____ EXTRACTED RECORDS

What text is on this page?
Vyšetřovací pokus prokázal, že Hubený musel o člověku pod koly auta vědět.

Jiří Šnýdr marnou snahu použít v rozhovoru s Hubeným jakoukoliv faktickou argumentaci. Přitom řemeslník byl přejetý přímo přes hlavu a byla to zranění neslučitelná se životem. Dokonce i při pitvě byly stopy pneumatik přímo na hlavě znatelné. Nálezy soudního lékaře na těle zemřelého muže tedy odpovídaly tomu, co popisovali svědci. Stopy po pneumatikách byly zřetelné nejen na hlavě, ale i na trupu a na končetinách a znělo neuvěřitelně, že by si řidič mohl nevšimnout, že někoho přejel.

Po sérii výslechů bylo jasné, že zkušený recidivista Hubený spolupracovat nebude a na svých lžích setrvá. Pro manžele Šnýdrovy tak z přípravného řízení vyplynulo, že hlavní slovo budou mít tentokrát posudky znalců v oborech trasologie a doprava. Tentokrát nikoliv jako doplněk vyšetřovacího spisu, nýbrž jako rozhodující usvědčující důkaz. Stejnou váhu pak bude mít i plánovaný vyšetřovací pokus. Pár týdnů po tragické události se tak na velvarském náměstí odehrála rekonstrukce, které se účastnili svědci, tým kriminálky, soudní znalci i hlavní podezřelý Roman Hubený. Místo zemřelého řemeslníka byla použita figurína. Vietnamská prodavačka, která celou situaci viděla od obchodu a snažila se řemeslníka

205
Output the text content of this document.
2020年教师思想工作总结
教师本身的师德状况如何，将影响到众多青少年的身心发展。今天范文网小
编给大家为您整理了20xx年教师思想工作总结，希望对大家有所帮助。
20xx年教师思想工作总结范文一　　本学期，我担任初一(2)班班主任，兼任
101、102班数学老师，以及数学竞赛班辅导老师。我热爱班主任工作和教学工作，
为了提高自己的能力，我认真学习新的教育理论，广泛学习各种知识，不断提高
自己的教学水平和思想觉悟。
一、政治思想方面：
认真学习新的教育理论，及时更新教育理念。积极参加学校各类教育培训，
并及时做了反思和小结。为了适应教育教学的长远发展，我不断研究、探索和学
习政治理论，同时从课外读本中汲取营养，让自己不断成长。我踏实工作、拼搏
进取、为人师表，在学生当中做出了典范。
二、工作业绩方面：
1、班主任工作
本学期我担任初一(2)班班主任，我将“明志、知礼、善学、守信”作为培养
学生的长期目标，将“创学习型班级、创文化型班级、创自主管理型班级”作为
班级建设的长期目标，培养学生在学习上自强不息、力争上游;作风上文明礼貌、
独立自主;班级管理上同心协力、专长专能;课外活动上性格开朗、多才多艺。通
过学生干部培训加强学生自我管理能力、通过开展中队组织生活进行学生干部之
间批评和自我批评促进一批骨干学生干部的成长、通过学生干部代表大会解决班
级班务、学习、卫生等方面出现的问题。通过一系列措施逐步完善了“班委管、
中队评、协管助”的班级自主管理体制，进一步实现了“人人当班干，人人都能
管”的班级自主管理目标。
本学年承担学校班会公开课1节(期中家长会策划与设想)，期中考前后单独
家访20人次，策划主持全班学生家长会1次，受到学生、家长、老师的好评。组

________

Looking at the data above, show all lines where the word "zemřelého" occurs.

Jiří Šnýdr marnou snahu použít v rozhovoru s Hubeným jakoukoliv faktickou argumentaci. Přitom řemeslník byl přejetý přímo přes hlavu a byla to zranění neslučitelná se životem. Dokonce i při pitvě byly stopy pneumatik přímo na hlavě znatelné. Nálezy soudního lékaře na těle zemřelého muže tedy odpovídaly tomu, co popisovali svědci. Stopy po pneumatikách byly zřetelné nejen na hlavě, ale i na trupu a na končetinách a znělo neuvěřitelně, že by si řidič mohl nevšimnout, že někoho přejel.
Po sérii výslechů bylo jasné, že zkušený recidivista Hubený spolupracovat nebude a na svých lžích setrvá. Pro manžele Šnýdrovy tak z přípravného řízení vyplynulo, že hlavní slovo budou mít tentokrát posudky znalců v oborech trasologie a doprava. Tentokrát nikoliv jako doplněk vyšetřovacího spisu, nýbrž jako rozhodující usvědčující důkaz. Stejnou váhu pak bude mít i plánovaný vyšetřovací pokus. Pár týdnů po tragické události se tak na velvarském náměstí odehrála rekonstrukce, které se účastnili svědci, tým kriminálky, soudní znalci i hlavní podezřelý Roman Hubený. Místo zemřelého řemeslníka byla použita figurína. Vietnamská prodavačka, která celou situaci viděla od obchodu a snažila se řemeslníka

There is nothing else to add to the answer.